(Stored items)
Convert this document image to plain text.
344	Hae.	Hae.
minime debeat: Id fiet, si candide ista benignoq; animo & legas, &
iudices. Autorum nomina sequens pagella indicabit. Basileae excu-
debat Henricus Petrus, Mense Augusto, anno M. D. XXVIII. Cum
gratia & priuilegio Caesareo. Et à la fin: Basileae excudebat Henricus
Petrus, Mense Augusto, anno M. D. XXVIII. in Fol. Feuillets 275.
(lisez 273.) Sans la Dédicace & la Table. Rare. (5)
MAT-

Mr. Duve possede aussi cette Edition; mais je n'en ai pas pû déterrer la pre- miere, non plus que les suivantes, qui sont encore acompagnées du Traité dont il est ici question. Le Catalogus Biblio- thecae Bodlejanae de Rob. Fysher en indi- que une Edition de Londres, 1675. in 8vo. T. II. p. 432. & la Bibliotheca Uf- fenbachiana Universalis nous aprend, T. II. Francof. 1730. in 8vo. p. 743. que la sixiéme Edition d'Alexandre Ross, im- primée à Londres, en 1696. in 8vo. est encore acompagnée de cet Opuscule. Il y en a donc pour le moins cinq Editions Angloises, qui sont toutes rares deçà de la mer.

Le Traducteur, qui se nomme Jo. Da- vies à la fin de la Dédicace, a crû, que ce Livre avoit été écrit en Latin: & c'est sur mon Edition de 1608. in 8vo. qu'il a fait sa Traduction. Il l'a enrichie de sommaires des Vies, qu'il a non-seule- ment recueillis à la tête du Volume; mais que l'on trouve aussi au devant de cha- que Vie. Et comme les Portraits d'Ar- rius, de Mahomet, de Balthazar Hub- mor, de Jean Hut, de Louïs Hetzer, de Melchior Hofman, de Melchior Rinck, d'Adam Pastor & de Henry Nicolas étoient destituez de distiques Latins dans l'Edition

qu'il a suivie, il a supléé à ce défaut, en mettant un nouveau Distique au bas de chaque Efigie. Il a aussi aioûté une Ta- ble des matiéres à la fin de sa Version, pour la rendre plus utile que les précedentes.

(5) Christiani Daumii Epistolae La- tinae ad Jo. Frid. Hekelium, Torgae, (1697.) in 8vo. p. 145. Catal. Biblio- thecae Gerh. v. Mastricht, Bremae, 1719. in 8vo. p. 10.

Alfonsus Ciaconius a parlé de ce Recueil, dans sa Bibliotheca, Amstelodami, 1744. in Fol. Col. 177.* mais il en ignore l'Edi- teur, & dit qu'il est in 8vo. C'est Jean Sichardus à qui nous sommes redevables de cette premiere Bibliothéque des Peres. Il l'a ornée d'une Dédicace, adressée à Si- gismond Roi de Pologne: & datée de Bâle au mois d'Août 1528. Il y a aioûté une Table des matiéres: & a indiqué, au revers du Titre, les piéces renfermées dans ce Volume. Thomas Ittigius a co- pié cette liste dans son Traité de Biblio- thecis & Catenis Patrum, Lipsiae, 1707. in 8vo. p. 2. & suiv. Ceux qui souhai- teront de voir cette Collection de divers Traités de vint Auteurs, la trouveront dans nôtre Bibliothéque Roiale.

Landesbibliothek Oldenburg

• _OBJECTIVE_
Please reproduce the entire listing, exactly as shown.

• _TASK OUTPUT_
Convert this document image to plain text.
344	Hae.	Hae.
minime debeat: Id fiet, si candide ista benignoq; animo & legas, &
iudices. Autorum nomina sequens pagella indicabit. Basileae excu-
debat Henricus Petrus, Mense Augusto, anno M. D. XXVIII. Cum
gratia & priuilegio Caesareo. Et à la fin: Basileae excudebat Henricus
Petrus, Mense Augusto, anno M. D. XXVIII. in Fol. Feuillets 275.
(lisez 273.) Sans la Dédicace & la Table. Rare. (5)
MAT-

Mr. Duve possede aussi cette Edition; mais je n'en ai pas pû déterrer la pre- miere, non plus que les suivantes, qui sont encore acompagnées du Traité dont il est ici question. Le Catalogus Biblio- thecae Bodlejanae de Rob. Fysher en indi- que une Edition de Londres, 1675. in 8vo. T. II. p. 432. & la Bibliotheca Uf- fenbachiana Universalis nous aprend, T. II. Francof. 1730. in 8vo. p. 743. que la sixiéme Edition d'Alexandre Ross, im- primée à Londres, en 1696. in 8vo. est encore acompagnée de cet Opuscule. Il y en a donc pour le moins cinq Editions Angloises, qui sont toutes rares deçà de la mer.

Le Traducteur, qui se nomme Jo. Da- vies à la fin de la Dédicace, a crû, que ce Livre avoit été écrit en Latin: & c'est sur mon Edition de 1608. in 8vo. qu'il a fait sa Traduction. Il l'a enrichie de sommaires des Vies, qu'il a non-seule- ment recueillis à la tête du Volume; mais que l'on trouve aussi au devant de cha- que Vie. Et comme les Portraits d'Ar- rius, de Mahomet, de Balthazar Hub- mor, de Jean Hut, de Louïs Hetzer, de Melchior Hofman, de Melchior Rinck, d'Adam Pastor & de Henry Nicolas étoient destituez de distiques Latins dans l'Edition

qu'il a suivie, il a supléé à ce défaut, en mettant un nouveau Distique au bas de chaque Efigie. Il a aussi aioûté une Ta- ble des matiéres à la fin de sa Version, pour la rendre plus utile que les précedentes.

(5) Christiani Daumii Epistolae La- tinae ad Jo. Frid. Hekelium, Torgae, (1697.) in 8vo. p. 145. Catal. Biblio- thecae Gerh. v. Mastricht, Bremae, 1719. in 8vo. p. 10.

Alfonsus Ciaconius a parlé de ce Recueil, dans sa Bibliotheca, Amstelodami, 1744. in Fol. Col. 177.* mais il en ignore l'Edi- teur, & dit qu'il est in 8vo. C'est Jean Sichardus à qui nous sommes redevables de cette premiere Bibliothéque des Peres. Il l'a ornée d'une Dédicace, adressée à Si- gismond Roi de Pologne: & datée de Bâle au mois d'Août 1528. Il y a aioûté une Table des matiéres: & a indiqué, au revers du Titre, les piéces renfermées dans ce Volume. Thomas Ittigius a co- pié cette liste dans son Traité de Biblio- thecis & Catenis Patrum, Lipsiae, 1707. in 8vo. p. 2. & suiv. Ceux qui souhai- teront de voir cette Collection de divers Traités de vint Auteurs, la trouveront dans nôtre Bibliothéque Roiale.

Landesbibliothek Oldenburg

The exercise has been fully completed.